[Items from a dataset]
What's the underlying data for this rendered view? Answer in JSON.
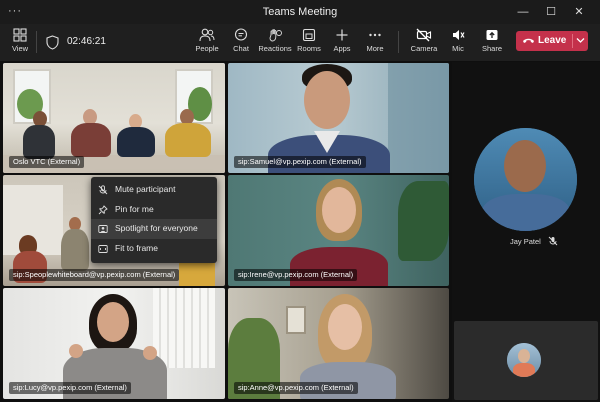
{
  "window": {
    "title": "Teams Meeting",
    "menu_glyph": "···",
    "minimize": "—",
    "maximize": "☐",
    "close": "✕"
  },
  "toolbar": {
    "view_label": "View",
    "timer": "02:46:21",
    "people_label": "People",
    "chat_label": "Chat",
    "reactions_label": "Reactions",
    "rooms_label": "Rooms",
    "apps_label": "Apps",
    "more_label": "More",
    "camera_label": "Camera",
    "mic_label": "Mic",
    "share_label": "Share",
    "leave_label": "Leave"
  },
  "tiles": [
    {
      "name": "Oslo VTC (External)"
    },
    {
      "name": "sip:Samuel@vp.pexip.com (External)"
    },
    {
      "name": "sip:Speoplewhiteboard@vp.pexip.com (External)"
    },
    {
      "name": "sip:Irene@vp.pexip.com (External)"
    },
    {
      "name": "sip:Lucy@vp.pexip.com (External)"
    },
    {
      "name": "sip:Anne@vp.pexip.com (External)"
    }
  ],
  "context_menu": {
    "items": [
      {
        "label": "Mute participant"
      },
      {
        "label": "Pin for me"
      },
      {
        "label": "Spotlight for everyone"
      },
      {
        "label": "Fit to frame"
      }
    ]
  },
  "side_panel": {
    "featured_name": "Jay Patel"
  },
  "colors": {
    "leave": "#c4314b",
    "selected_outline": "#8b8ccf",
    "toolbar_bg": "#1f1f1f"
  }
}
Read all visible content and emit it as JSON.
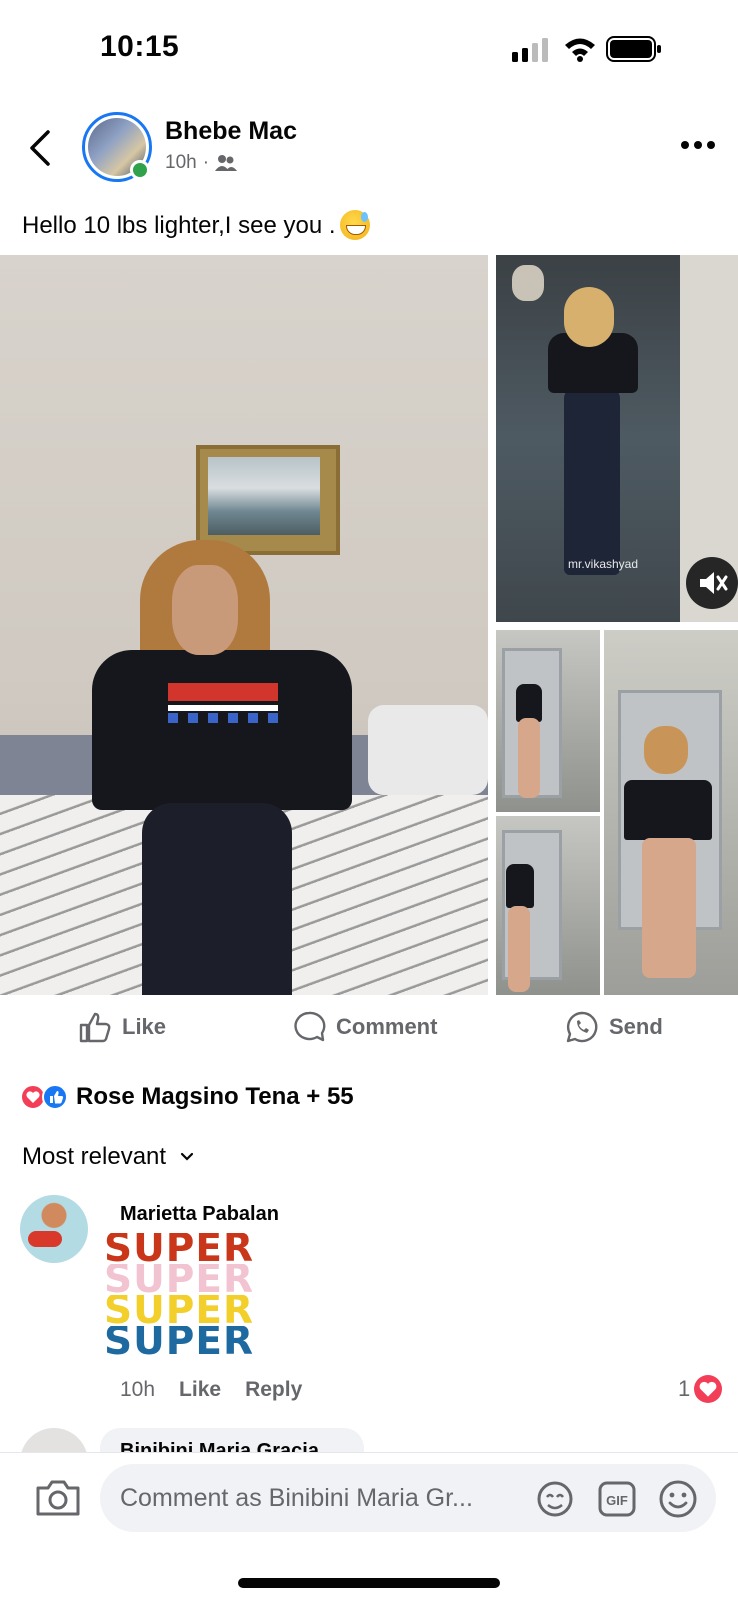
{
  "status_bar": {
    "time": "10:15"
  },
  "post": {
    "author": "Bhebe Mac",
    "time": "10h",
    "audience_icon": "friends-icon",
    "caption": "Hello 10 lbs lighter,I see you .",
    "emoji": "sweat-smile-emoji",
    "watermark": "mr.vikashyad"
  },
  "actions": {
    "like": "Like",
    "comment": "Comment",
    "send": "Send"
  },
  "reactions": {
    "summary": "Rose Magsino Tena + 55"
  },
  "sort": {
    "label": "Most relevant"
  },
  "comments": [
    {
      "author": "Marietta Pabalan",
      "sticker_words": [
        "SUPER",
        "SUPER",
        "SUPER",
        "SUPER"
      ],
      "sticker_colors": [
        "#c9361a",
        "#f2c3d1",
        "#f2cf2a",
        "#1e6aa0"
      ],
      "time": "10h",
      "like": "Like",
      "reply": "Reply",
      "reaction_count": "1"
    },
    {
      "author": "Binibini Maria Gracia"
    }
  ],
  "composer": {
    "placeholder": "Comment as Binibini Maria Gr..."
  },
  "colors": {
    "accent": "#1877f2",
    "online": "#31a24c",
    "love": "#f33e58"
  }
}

(What the task requires):
Transcribe the complete set of entries verbatim. No pictures belong in the copy.

(Solution to this exercise):
What's the underlying data for this rendered view? Answer in JSON.
{
  "window": {
    "title": "Teams Meeting",
    "menu_glyph": "···",
    "minimize": "—",
    "maximize": "☐",
    "close": "✕"
  },
  "toolbar": {
    "view_label": "View",
    "timer": "02:46:21",
    "people_label": "People",
    "chat_label": "Chat",
    "reactions_label": "Reactions",
    "rooms_label": "Rooms",
    "apps_label": "Apps",
    "more_label": "More",
    "camera_label": "Camera",
    "mic_label": "Mic",
    "share_label": "Share",
    "leave_label": "Leave"
  },
  "tiles": [
    {
      "name": "Oslo VTC (External)"
    },
    {
      "name": "sip:Samuel@vp.pexip.com (External)"
    },
    {
      "name": "sip:Speoplewhiteboard@vp.pexip.com (External)"
    },
    {
      "name": "sip:Irene@vp.pexip.com (External)"
    },
    {
      "name": "sip:Lucy@vp.pexip.com (External)"
    },
    {
      "name": "sip:Anne@vp.pexip.com (External)"
    }
  ],
  "context_menu": {
    "items": [
      {
        "label": "Mute participant"
      },
      {
        "label": "Pin for me"
      },
      {
        "label": "Spotlight for everyone"
      },
      {
        "label": "Fit to frame"
      }
    ]
  },
  "side_panel": {
    "featured_name": "Jay Patel"
  },
  "colors": {
    "leave": "#c4314b",
    "selected_outline": "#8b8ccf",
    "toolbar_bg": "#1f1f1f"
  }
}
Read all visible content and emit it as JSON.
{
  "status_bar": {
    "time": "10:15"
  },
  "post": {
    "author": "Bhebe Mac",
    "time": "10h",
    "audience_icon": "friends-icon",
    "caption": "Hello 10 lbs lighter,I see you .",
    "emoji": "sweat-smile-emoji",
    "watermark": "mr.vikashyad"
  },
  "actions": {
    "like": "Like",
    "comment": "Comment",
    "send": "Send"
  },
  "reactions": {
    "summary": "Rose Magsino Tena + 55"
  },
  "sort": {
    "label": "Most relevant"
  },
  "comments": [
    {
      "author": "Marietta Pabalan",
      "sticker_words": [
        "SUPER",
        "SUPER",
        "SUPER",
        "SUPER"
      ],
      "sticker_colors": [
        "#c9361a",
        "#f2c3d1",
        "#f2cf2a",
        "#1e6aa0"
      ],
      "time": "10h",
      "like": "Like",
      "reply": "Reply",
      "reaction_count": "1"
    },
    {
      "author": "Binibini Maria Gracia"
    }
  ],
  "composer": {
    "placeholder": "Comment as Binibini Maria Gr..."
  },
  "colors": {
    "accent": "#1877f2",
    "online": "#31a24c",
    "love": "#f33e58"
  }
}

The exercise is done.